Copy the data below word for word.
#####
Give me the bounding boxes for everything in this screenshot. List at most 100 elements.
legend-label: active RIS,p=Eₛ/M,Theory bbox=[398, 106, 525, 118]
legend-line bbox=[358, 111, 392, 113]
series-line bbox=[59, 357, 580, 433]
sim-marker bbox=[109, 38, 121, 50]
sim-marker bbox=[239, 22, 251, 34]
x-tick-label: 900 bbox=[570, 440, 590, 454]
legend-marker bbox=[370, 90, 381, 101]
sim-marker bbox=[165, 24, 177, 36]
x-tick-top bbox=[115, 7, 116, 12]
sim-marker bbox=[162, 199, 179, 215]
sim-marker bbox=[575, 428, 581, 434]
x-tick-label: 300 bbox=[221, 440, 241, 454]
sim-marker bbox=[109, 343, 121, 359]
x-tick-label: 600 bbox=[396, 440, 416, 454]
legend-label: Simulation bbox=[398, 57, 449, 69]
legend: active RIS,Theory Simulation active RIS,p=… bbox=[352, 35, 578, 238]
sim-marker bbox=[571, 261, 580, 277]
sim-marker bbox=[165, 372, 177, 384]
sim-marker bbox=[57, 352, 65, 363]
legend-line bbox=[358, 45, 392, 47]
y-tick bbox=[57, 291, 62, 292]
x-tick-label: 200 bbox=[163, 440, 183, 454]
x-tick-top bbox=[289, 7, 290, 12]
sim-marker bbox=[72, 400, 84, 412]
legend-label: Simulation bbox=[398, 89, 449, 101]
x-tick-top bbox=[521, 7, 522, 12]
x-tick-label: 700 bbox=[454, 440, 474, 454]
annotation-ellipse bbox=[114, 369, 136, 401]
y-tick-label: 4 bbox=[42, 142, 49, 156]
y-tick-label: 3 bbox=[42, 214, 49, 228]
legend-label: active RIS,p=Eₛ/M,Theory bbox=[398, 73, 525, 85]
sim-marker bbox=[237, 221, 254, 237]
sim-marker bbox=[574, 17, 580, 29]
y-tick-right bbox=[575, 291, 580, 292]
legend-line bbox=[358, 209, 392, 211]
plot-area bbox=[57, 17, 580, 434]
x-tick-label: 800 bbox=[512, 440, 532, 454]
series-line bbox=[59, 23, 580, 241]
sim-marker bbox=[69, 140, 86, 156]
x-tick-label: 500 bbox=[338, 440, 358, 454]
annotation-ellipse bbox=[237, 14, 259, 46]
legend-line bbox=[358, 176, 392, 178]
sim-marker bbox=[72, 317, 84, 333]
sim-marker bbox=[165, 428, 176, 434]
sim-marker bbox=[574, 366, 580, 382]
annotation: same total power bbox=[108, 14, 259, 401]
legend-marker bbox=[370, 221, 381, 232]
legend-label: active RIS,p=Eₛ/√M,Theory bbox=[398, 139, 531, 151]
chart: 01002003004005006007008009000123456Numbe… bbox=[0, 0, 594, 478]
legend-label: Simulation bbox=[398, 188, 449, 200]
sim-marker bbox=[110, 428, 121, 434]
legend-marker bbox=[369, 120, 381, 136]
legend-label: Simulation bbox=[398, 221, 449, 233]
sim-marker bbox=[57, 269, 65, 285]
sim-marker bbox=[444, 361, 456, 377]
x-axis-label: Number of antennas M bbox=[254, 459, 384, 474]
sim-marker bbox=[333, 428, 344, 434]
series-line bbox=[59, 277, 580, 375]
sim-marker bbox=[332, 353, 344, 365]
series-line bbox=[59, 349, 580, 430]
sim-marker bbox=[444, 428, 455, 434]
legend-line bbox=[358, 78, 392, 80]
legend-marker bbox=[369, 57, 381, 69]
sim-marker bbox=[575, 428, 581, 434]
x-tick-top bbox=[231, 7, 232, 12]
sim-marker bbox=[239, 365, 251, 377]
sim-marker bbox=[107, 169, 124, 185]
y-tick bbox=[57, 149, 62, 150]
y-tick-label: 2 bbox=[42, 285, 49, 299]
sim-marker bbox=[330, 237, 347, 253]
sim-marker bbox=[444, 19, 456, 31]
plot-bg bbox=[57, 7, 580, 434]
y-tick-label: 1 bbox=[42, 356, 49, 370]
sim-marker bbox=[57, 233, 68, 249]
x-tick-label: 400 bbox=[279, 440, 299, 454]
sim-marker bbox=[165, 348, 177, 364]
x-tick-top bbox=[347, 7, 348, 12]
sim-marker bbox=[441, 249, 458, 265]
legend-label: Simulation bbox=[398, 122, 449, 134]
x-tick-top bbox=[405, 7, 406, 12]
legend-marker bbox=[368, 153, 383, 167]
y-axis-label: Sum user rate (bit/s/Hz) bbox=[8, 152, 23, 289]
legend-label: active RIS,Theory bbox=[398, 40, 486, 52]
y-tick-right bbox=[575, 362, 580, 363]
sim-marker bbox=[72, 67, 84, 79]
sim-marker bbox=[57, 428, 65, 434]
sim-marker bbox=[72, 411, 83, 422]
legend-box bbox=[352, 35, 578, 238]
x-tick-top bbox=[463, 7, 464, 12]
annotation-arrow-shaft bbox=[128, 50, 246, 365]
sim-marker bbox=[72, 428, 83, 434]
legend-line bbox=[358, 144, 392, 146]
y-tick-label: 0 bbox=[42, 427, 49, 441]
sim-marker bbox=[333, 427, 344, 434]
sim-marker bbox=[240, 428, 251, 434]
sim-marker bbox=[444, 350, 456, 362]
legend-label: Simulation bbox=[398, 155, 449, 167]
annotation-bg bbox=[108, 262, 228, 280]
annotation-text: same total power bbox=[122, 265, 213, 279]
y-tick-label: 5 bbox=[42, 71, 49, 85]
#####
▸ **FINISHED ANSWER**:
Give me the bounding boxes for everything in this screenshot. List at most 100 elements.
legend-label: active RIS,p=Eₛ/M,Theory bbox=[398, 106, 525, 118]
legend-line bbox=[358, 111, 392, 113]
series-line bbox=[59, 357, 580, 433]
sim-marker bbox=[109, 38, 121, 50]
sim-marker bbox=[239, 22, 251, 34]
x-tick-label: 900 bbox=[570, 440, 590, 454]
legend-marker bbox=[370, 90, 381, 101]
sim-marker bbox=[165, 24, 177, 36]
x-tick-top bbox=[115, 7, 116, 12]
sim-marker bbox=[162, 199, 179, 215]
sim-marker bbox=[575, 428, 581, 434]
x-tick-label: 300 bbox=[221, 440, 241, 454]
sim-marker bbox=[109, 343, 121, 359]
x-tick-label: 600 bbox=[396, 440, 416, 454]
legend-label: Simulation bbox=[398, 57, 449, 69]
legend: active RIS,Theory Simulation active RIS,p=… bbox=[352, 35, 578, 238]
sim-marker bbox=[571, 261, 580, 277]
sim-marker bbox=[165, 372, 177, 384]
sim-marker bbox=[57, 352, 65, 363]
legend-line bbox=[358, 45, 392, 47]
y-tick bbox=[57, 291, 62, 292]
x-tick-label: 200 bbox=[163, 440, 183, 454]
x-tick-top bbox=[289, 7, 290, 12]
sim-marker bbox=[72, 400, 84, 412]
legend-label: Simulation bbox=[398, 89, 449, 101]
x-tick-top bbox=[521, 7, 522, 12]
x-tick-label: 700 bbox=[454, 440, 474, 454]
annotation-ellipse bbox=[114, 369, 136, 401]
y-tick-label: 4 bbox=[42, 142, 49, 156]
y-tick-label: 3 bbox=[42, 214, 49, 228]
legend-label: active RIS,p=Eₛ/M,Theory bbox=[398, 73, 525, 85]
sim-marker bbox=[237, 221, 254, 237]
sim-marker bbox=[574, 17, 580, 29]
y-tick-right bbox=[575, 291, 580, 292]
legend-line bbox=[358, 209, 392, 211]
plot-area bbox=[57, 17, 580, 434]
x-tick-label: 800 bbox=[512, 440, 532, 454]
series-line bbox=[59, 23, 580, 241]
sim-marker bbox=[69, 140, 86, 156]
x-tick-label: 500 bbox=[338, 440, 358, 454]
annotation-ellipse bbox=[237, 14, 259, 46]
legend-line bbox=[358, 176, 392, 178]
sim-marker bbox=[72, 317, 84, 333]
sim-marker bbox=[165, 428, 176, 434]
sim-marker bbox=[574, 366, 580, 382]
annotation: same total power bbox=[108, 14, 259, 401]
legend-marker bbox=[370, 221, 381, 232]
legend-label: active RIS,p=Eₛ/√M,Theory bbox=[398, 139, 531, 151]
chart: 01002003004005006007008009000123456Numbe… bbox=[0, 0, 594, 478]
legend-label: Simulation bbox=[398, 188, 449, 200]
sim-marker bbox=[110, 428, 121, 434]
legend-marker bbox=[369, 120, 381, 136]
legend-label: Simulation bbox=[398, 221, 449, 233]
sim-marker bbox=[57, 269, 65, 285]
sim-marker bbox=[444, 361, 456, 377]
x-axis-label: Number of antennas M bbox=[254, 459, 384, 474]
sim-marker bbox=[333, 428, 344, 434]
series-line bbox=[59, 277, 580, 375]
sim-marker bbox=[332, 353, 344, 365]
series-line bbox=[59, 349, 580, 430]
sim-marker bbox=[444, 428, 455, 434]
legend-line bbox=[358, 78, 392, 80]
legend-marker bbox=[369, 57, 381, 69]
sim-marker bbox=[575, 428, 581, 434]
x-tick-top bbox=[231, 7, 232, 12]
sim-marker bbox=[239, 365, 251, 377]
sim-marker bbox=[107, 169, 124, 185]
y-tick bbox=[57, 149, 62, 150]
y-tick-label: 2 bbox=[42, 285, 49, 299]
sim-marker bbox=[330, 237, 347, 253]
sim-marker bbox=[444, 19, 456, 31]
plot-bg bbox=[57, 7, 580, 434]
y-tick-label: 1 bbox=[42, 356, 49, 370]
sim-marker bbox=[57, 233, 68, 249]
x-tick-label: 400 bbox=[279, 440, 299, 454]
sim-marker bbox=[165, 348, 177, 364]
x-tick-top bbox=[347, 7, 348, 12]
sim-marker bbox=[441, 249, 458, 265]
legend-label: Simulation bbox=[398, 122, 449, 134]
x-tick-top bbox=[405, 7, 406, 12]
legend-marker bbox=[368, 153, 383, 167]
y-axis-label: Sum user rate (bit/s/Hz) bbox=[8, 152, 23, 289]
legend-label: active RIS,Theory bbox=[398, 40, 486, 52]
y-tick-right bbox=[575, 362, 580, 363]
sim-marker bbox=[72, 67, 84, 79]
sim-marker bbox=[57, 428, 65, 434]
sim-marker bbox=[72, 411, 83, 422]
legend-box bbox=[352, 35, 578, 238]
x-tick-top bbox=[463, 7, 464, 12]
annotation-arrow-shaft bbox=[128, 50, 246, 365]
sim-marker bbox=[72, 428, 83, 434]
legend-line bbox=[358, 144, 392, 146]
y-tick-label: 0 bbox=[42, 427, 49, 441]
sim-marker bbox=[333, 427, 344, 434]
sim-marker bbox=[240, 428, 251, 434]
sim-marker bbox=[444, 350, 456, 362]
legend-label: Simulation bbox=[398, 155, 449, 167]
annotation-bg bbox=[108, 262, 228, 280]
annotation-text: same total power bbox=[122, 265, 213, 279]
y-tick-label: 5 bbox=[42, 71, 49, 85]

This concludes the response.